- **Written task**
Take the listing and print it in full, exactly as given.
+--
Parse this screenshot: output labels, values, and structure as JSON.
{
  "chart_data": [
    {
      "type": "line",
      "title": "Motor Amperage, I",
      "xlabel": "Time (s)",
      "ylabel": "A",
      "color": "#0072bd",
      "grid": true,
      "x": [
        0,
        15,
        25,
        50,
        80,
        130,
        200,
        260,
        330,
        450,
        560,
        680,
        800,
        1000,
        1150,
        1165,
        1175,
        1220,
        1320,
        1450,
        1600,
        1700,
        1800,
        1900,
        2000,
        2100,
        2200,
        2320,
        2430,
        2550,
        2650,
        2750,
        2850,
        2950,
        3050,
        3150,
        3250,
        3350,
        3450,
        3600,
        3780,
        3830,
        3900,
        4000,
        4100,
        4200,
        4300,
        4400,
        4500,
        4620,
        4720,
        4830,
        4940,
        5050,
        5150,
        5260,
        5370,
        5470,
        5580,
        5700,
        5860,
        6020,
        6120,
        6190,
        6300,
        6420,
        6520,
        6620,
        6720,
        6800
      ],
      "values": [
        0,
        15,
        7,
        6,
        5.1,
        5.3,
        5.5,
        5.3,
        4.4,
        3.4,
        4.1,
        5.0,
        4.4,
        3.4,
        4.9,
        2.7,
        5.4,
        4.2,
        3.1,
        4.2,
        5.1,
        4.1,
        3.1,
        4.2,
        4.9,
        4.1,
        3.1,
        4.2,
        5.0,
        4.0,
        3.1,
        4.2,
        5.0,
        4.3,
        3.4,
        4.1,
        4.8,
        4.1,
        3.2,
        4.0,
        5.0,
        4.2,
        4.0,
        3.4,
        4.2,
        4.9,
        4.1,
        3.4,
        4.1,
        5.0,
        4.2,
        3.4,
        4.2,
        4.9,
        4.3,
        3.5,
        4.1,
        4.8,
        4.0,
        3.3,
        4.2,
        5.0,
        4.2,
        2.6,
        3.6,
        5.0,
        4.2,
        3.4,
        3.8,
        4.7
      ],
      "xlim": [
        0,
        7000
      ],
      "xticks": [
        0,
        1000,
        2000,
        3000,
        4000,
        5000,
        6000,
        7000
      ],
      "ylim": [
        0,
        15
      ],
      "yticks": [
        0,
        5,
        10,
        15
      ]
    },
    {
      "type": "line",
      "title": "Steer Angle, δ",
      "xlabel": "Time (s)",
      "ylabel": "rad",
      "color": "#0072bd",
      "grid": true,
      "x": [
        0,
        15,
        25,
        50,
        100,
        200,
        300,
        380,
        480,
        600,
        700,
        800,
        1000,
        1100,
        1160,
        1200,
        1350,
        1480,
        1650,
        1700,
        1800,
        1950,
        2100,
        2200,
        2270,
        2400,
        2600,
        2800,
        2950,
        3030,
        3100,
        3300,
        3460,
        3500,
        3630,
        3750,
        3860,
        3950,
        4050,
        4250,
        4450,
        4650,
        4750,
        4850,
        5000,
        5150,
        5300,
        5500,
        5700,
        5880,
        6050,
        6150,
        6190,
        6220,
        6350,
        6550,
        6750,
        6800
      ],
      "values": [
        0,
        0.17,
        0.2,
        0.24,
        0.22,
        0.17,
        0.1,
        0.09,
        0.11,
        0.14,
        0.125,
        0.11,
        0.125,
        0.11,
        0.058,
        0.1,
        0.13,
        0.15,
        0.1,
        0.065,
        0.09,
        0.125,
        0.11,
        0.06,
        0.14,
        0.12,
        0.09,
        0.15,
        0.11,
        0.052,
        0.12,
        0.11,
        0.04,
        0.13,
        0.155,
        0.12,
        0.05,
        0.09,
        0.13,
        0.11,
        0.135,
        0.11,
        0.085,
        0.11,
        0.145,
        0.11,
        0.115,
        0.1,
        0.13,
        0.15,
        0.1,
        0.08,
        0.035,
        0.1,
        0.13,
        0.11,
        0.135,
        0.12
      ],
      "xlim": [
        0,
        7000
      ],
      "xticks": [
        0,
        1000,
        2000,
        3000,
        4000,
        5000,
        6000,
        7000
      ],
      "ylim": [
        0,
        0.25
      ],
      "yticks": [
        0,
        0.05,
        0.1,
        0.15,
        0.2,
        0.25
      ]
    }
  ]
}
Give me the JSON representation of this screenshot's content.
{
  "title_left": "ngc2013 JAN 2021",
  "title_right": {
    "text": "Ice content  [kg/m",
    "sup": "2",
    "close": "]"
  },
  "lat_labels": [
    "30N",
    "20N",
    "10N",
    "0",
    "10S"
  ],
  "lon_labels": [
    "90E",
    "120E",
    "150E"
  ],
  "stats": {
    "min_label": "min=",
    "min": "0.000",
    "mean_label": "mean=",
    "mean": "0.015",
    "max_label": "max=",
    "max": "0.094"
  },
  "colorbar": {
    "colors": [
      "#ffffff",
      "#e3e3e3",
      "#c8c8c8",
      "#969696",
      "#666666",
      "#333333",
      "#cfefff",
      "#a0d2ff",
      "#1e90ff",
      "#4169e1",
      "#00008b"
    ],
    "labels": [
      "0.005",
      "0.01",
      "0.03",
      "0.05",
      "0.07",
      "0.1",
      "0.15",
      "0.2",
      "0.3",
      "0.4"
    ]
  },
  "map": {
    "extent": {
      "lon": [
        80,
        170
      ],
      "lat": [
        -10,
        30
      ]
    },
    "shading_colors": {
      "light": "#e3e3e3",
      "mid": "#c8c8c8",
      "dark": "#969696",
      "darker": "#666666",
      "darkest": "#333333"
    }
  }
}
+--
- **Written response**
Parse this screenshot: output labels, values, and structure as JSON.
{
  "chart_data": [
    {
      "type": "line",
      "title": "Motor Amperage, I",
      "xlabel": "Time (s)",
      "ylabel": "A",
      "color": "#0072bd",
      "grid": true,
      "x": [
        0,
        15,
        25,
        50,
        80,
        130,
        200,
        260,
        330,
        450,
        560,
        680,
        800,
        1000,
        1150,
        1165,
        1175,
        1220,
        1320,
        1450,
        1600,
        1700,
        1800,
        1900,
        2000,
        2100,
        2200,
        2320,
        2430,
        2550,
        2650,
        2750,
        2850,
        2950,
        3050,
        3150,
        3250,
        3350,
        3450,
        3600,
        3780,
        3830,
        3900,
        4000,
        4100,
        4200,
        4300,
        4400,
        4500,
        4620,
        4720,
        4830,
        4940,
        5050,
        5150,
        5260,
        5370,
        5470,
        5580,
        5700,
        5860,
        6020,
        6120,
        6190,
        6300,
        6420,
        6520,
        6620,
        6720,
        6800
      ],
      "values": [
        0,
        15,
        7,
        6,
        5.1,
        5.3,
        5.5,
        5.3,
        4.4,
        3.4,
        4.1,
        5.0,
        4.4,
        3.4,
        4.9,
        2.7,
        5.4,
        4.2,
        3.1,
        4.2,
        5.1,
        4.1,
        3.1,
        4.2,
        4.9,
        4.1,
        3.1,
        4.2,
        5.0,
        4.0,
        3.1,
        4.2,
        5.0,
        4.3,
        3.4,
        4.1,
        4.8,
        4.1,
        3.2,
        4.0,
        5.0,
        4.2,
        4.0,
        3.4,
        4.2,
        4.9,
        4.1,
        3.4,
        4.1,
        5.0,
        4.2,
        3.4,
        4.2,
        4.9,
        4.3,
        3.5,
        4.1,
        4.8,
        4.0,
        3.3,
        4.2,
        5.0,
        4.2,
        2.6,
        3.6,
        5.0,
        4.2,
        3.4,
        3.8,
        4.7
      ],
      "xlim": [
        0,
        7000
      ],
      "xticks": [
        0,
        1000,
        2000,
        3000,
        4000,
        5000,
        6000,
        7000
      ],
      "ylim": [
        0,
        15
      ],
      "yticks": [
        0,
        5,
        10,
        15
      ]
    },
    {
      "type": "line",
      "title": "Steer Angle, δ",
      "xlabel": "Time (s)",
      "ylabel": "rad",
      "color": "#0072bd",
      "grid": true,
      "x": [
        0,
        15,
        25,
        50,
        100,
        200,
        300,
        380,
        480,
        600,
        700,
        800,
        1000,
        1100,
        1160,
        1200,
        1350,
        1480,
        1650,
        1700,
        1800,
        1950,
        2100,
        2200,
        2270,
        2400,
        2600,
        2800,
        2950,
        3030,
        3100,
        3300,
        3460,
        3500,
        3630,
        3750,
        3860,
        3950,
        4050,
        4250,
        4450,
        4650,
        4750,
        4850,
        5000,
        5150,
        5300,
        5500,
        5700,
        5880,
        6050,
        6150,
        6190,
        6220,
        6350,
        6550,
        6750,
        6800
      ],
      "values": [
        0,
        0.17,
        0.2,
        0.24,
        0.22,
        0.17,
        0.1,
        0.09,
        0.11,
        0.14,
        0.125,
        0.11,
        0.125,
        0.11,
        0.058,
        0.1,
        0.13,
        0.15,
        0.1,
        0.065,
        0.09,
        0.125,
        0.11,
        0.06,
        0.14,
        0.12,
        0.09,
        0.15,
        0.11,
        0.052,
        0.12,
        0.11,
        0.04,
        0.13,
        0.155,
        0.12,
        0.05,
        0.09,
        0.13,
        0.11,
        0.135,
        0.11,
        0.085,
        0.11,
        0.145,
        0.11,
        0.115,
        0.1,
        0.13,
        0.15,
        0.1,
        0.08,
        0.035,
        0.1,
        0.13,
        0.11,
        0.135,
        0.12
      ],
      "xlim": [
        0,
        7000
      ],
      "xticks": [
        0,
        1000,
        2000,
        3000,
        4000,
        5000,
        6000,
        7000
      ],
      "ylim": [
        0,
        0.25
      ],
      "yticks": [
        0,
        0.05,
        0.1,
        0.15,
        0.2,
        0.25
      ]
    }
  ]
}
Give me the JSON representation of this screenshot's content.
{
  "title_left": "ngc2013 JAN 2021",
  "title_right": {
    "text": "Ice content  [kg/m",
    "sup": "2",
    "close": "]"
  },
  "lat_labels": [
    "30N",
    "20N",
    "10N",
    "0",
    "10S"
  ],
  "lon_labels": [
    "90E",
    "120E",
    "150E"
  ],
  "stats": {
    "min_label": "min=",
    "min": "0.000",
    "mean_label": "mean=",
    "mean": "0.015",
    "max_label": "max=",
    "max": "0.094"
  },
  "colorbar": {
    "colors": [
      "#ffffff",
      "#e3e3e3",
      "#c8c8c8",
      "#969696",
      "#666666",
      "#333333",
      "#cfefff",
      "#a0d2ff",
      "#1e90ff",
      "#4169e1",
      "#00008b"
    ],
    "labels": [
      "0.005",
      "0.01",
      "0.03",
      "0.05",
      "0.07",
      "0.1",
      "0.15",
      "0.2",
      "0.3",
      "0.4"
    ]
  },
  "map": {
    "extent": {
      "lon": [
        80,
        170
      ],
      "lat": [
        -10,
        30
      ]
    },
    "shading_colors": {
      "light": "#e3e3e3",
      "mid": "#c8c8c8",
      "dark": "#969696",
      "darker": "#666666",
      "darkest": "#333333"
    }
  }
}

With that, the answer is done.